**Work to do**
Word for word, print each line of the listing below; pictures stay out.
▼
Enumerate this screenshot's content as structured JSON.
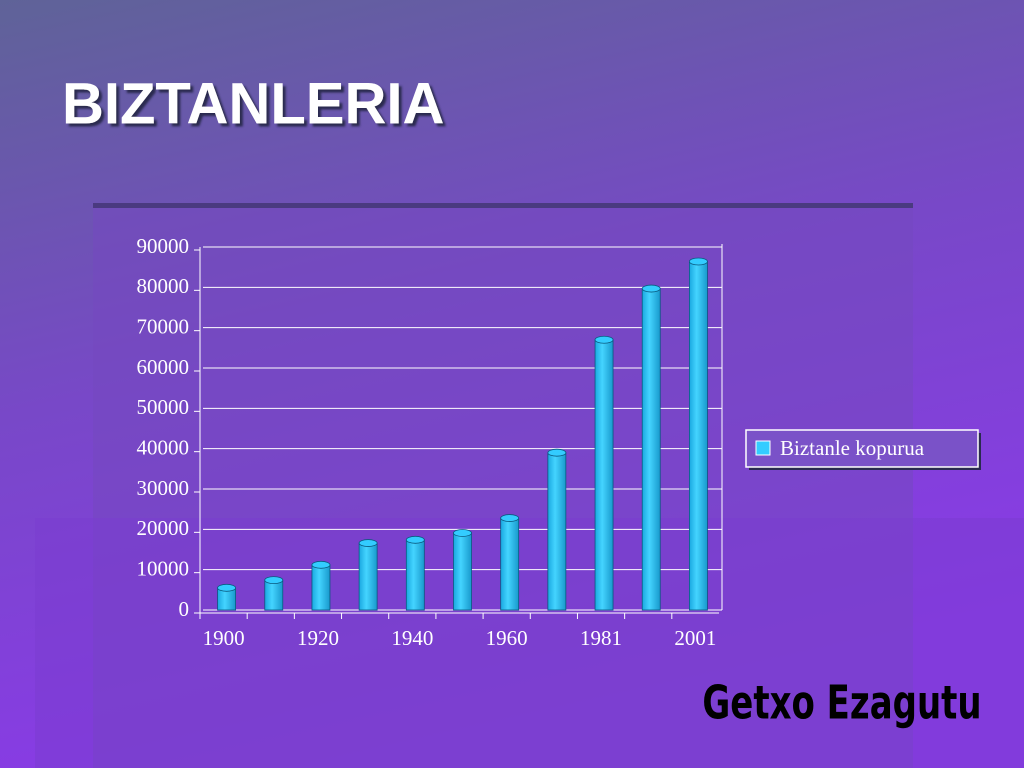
{
  "title": "BIZTANLERIA",
  "footer": "Getxo Ezagutu",
  "chart_data": {
    "type": "bar",
    "categories": [
      "1900",
      null,
      "1920",
      null,
      "1940",
      null,
      "1960",
      null,
      "1981",
      null,
      "2001"
    ],
    "series": [
      {
        "name": "Biztanle kopurua",
        "color": "#33ccff",
        "values": [
          5500,
          7400,
          11200,
          16600,
          17400,
          19100,
          22800,
          39000,
          67000,
          79700,
          86400
        ]
      }
    ],
    "ylim": [
      0,
      90000
    ],
    "yticks": [
      0,
      10000,
      20000,
      30000,
      40000,
      50000,
      60000,
      70000,
      80000,
      90000
    ],
    "grid": true,
    "legend": "right"
  }
}
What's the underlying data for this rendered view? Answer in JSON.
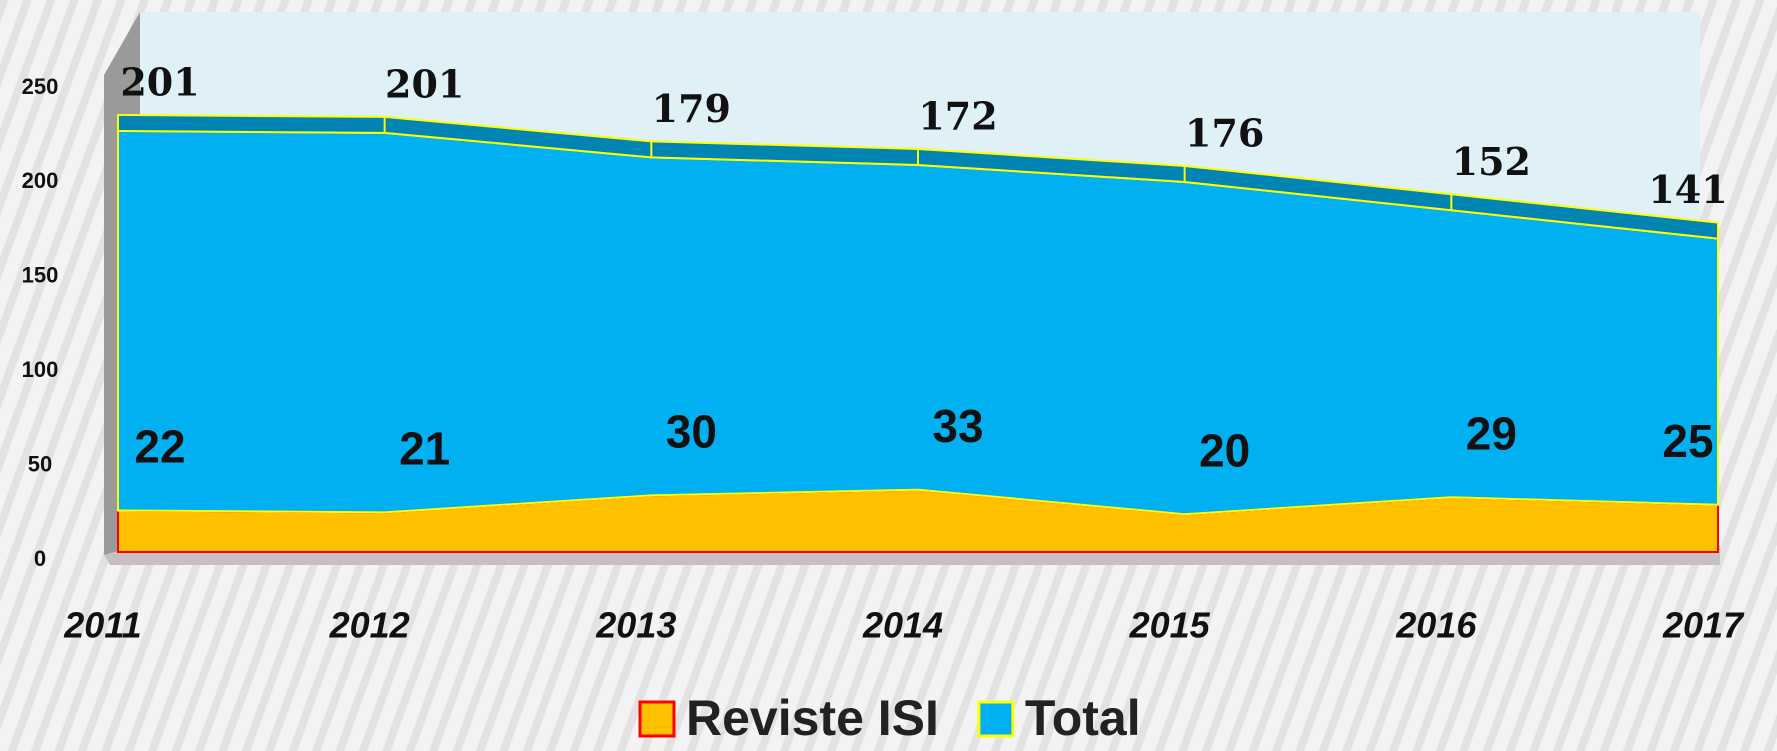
▲
**Answer below**
Enumerate this screenshot's content as structured JSON.
{
  "title": "BIZTANLERIA",
  "footer": "Getxo Ezagutu",
  "chart_data": {
    "type": "bar",
    "categories": [
      "1900",
      null,
      "1920",
      null,
      "1940",
      null,
      "1960",
      null,
      "1981",
      null,
      "2001"
    ],
    "series": [
      {
        "name": "Biztanle kopurua",
        "color": "#33ccff",
        "values": [
          5500,
          7400,
          11200,
          16600,
          17400,
          19100,
          22800,
          39000,
          67000,
          79700,
          86400
        ]
      }
    ],
    "ylim": [
      0,
      90000
    ],
    "yticks": [
      0,
      10000,
      20000,
      30000,
      40000,
      50000,
      60000,
      70000,
      80000,
      90000
    ],
    "grid": true,
    "legend": "right"
  }
}
What's the underlying data for this rendered view? Answer in JSON.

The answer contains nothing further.